● TASK INPUTS
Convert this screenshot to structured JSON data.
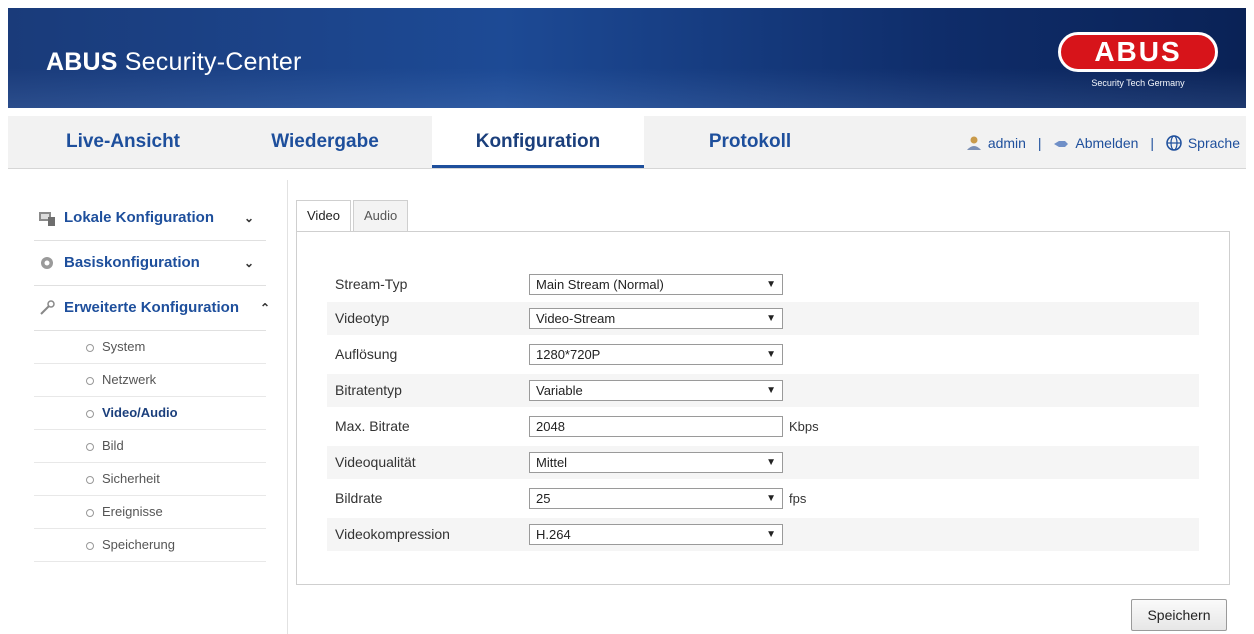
{
  "header": {
    "title_bold": "ABUS",
    "title_rest": "Security-Center",
    "logo_text": "ABUS",
    "logo_sub": "Security Tech Germany"
  },
  "nav": {
    "tabs": [
      "Live-Ansicht",
      "Wiedergabe",
      "Konfiguration",
      "Protokoll"
    ],
    "active": "Konfiguration",
    "user": "admin",
    "logout": "Abmelden",
    "language": "Sprache"
  },
  "sidebar": {
    "sections": [
      {
        "label": "Lokale Konfiguration",
        "icon": "computer-icon",
        "chevron": "⌄"
      },
      {
        "label": "Basiskonfiguration",
        "icon": "gear-icon",
        "chevron": "⌄"
      },
      {
        "label": "Erweiterte Konfiguration",
        "icon": "wrench-icon",
        "chevron": "⌃"
      }
    ],
    "items": [
      "System",
      "Netzwerk",
      "Video/Audio",
      "Bild",
      "Sicherheit",
      "Ereignisse",
      "Speicherung"
    ],
    "active_item": "Video/Audio"
  },
  "subtabs": [
    "Video",
    "Audio"
  ],
  "form": {
    "rows": [
      {
        "label": "Stream-Typ",
        "value": "Main Stream (Normal)",
        "type": "select",
        "unit": ""
      },
      {
        "label": "Videotyp",
        "value": "Video-Stream",
        "type": "select",
        "unit": ""
      },
      {
        "label": "Auflösung",
        "value": "1280*720P",
        "type": "select",
        "unit": ""
      },
      {
        "label": "Bitratentyp",
        "value": "Variable",
        "type": "select",
        "unit": ""
      },
      {
        "label": "Max. Bitrate",
        "value": "2048",
        "type": "input",
        "unit": "Kbps"
      },
      {
        "label": "Videoqualität",
        "value": "Mittel",
        "type": "select",
        "unit": ""
      },
      {
        "label": "Bildrate",
        "value": "25",
        "type": "select",
        "unit": "fps"
      },
      {
        "label": "Videokompression",
        "value": "H.264",
        "type": "select",
        "unit": ""
      }
    ]
  },
  "save_label": "Speichern",
  "colors": {
    "accent": "#1e4f9c",
    "logo_red": "#d7141a",
    "banner": "#1a3b7a"
  }
}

● GIVEN REQUEST
Each line of the data is to be duplicated exactly; pictures stay out of the copy.

● FULL ANSWER
Convert this screenshot to structured JSON data.
{
  "header": {
    "title_bold": "ABUS",
    "title_rest": "Security-Center",
    "logo_text": "ABUS",
    "logo_sub": "Security Tech Germany"
  },
  "nav": {
    "tabs": [
      "Live-Ansicht",
      "Wiedergabe",
      "Konfiguration",
      "Protokoll"
    ],
    "active": "Konfiguration",
    "user": "admin",
    "logout": "Abmelden",
    "language": "Sprache"
  },
  "sidebar": {
    "sections": [
      {
        "label": "Lokale Konfiguration",
        "icon": "computer-icon",
        "chevron": "⌄"
      },
      {
        "label": "Basiskonfiguration",
        "icon": "gear-icon",
        "chevron": "⌄"
      },
      {
        "label": "Erweiterte Konfiguration",
        "icon": "wrench-icon",
        "chevron": "⌃"
      }
    ],
    "items": [
      "System",
      "Netzwerk",
      "Video/Audio",
      "Bild",
      "Sicherheit",
      "Ereignisse",
      "Speicherung"
    ],
    "active_item": "Video/Audio"
  },
  "subtabs": [
    "Video",
    "Audio"
  ],
  "form": {
    "rows": [
      {
        "label": "Stream-Typ",
        "value": "Main Stream (Normal)",
        "type": "select",
        "unit": ""
      },
      {
        "label": "Videotyp",
        "value": "Video-Stream",
        "type": "select",
        "unit": ""
      },
      {
        "label": "Auflösung",
        "value": "1280*720P",
        "type": "select",
        "unit": ""
      },
      {
        "label": "Bitratentyp",
        "value": "Variable",
        "type": "select",
        "unit": ""
      },
      {
        "label": "Max. Bitrate",
        "value": "2048",
        "type": "input",
        "unit": "Kbps"
      },
      {
        "label": "Videoqualität",
        "value": "Mittel",
        "type": "select",
        "unit": ""
      },
      {
        "label": "Bildrate",
        "value": "25",
        "type": "select",
        "unit": "fps"
      },
      {
        "label": "Videokompression",
        "value": "H.264",
        "type": "select",
        "unit": ""
      }
    ]
  },
  "save_label": "Speichern",
  "colors": {
    "accent": "#1e4f9c",
    "logo_red": "#d7141a",
    "banner": "#1a3b7a"
  }
}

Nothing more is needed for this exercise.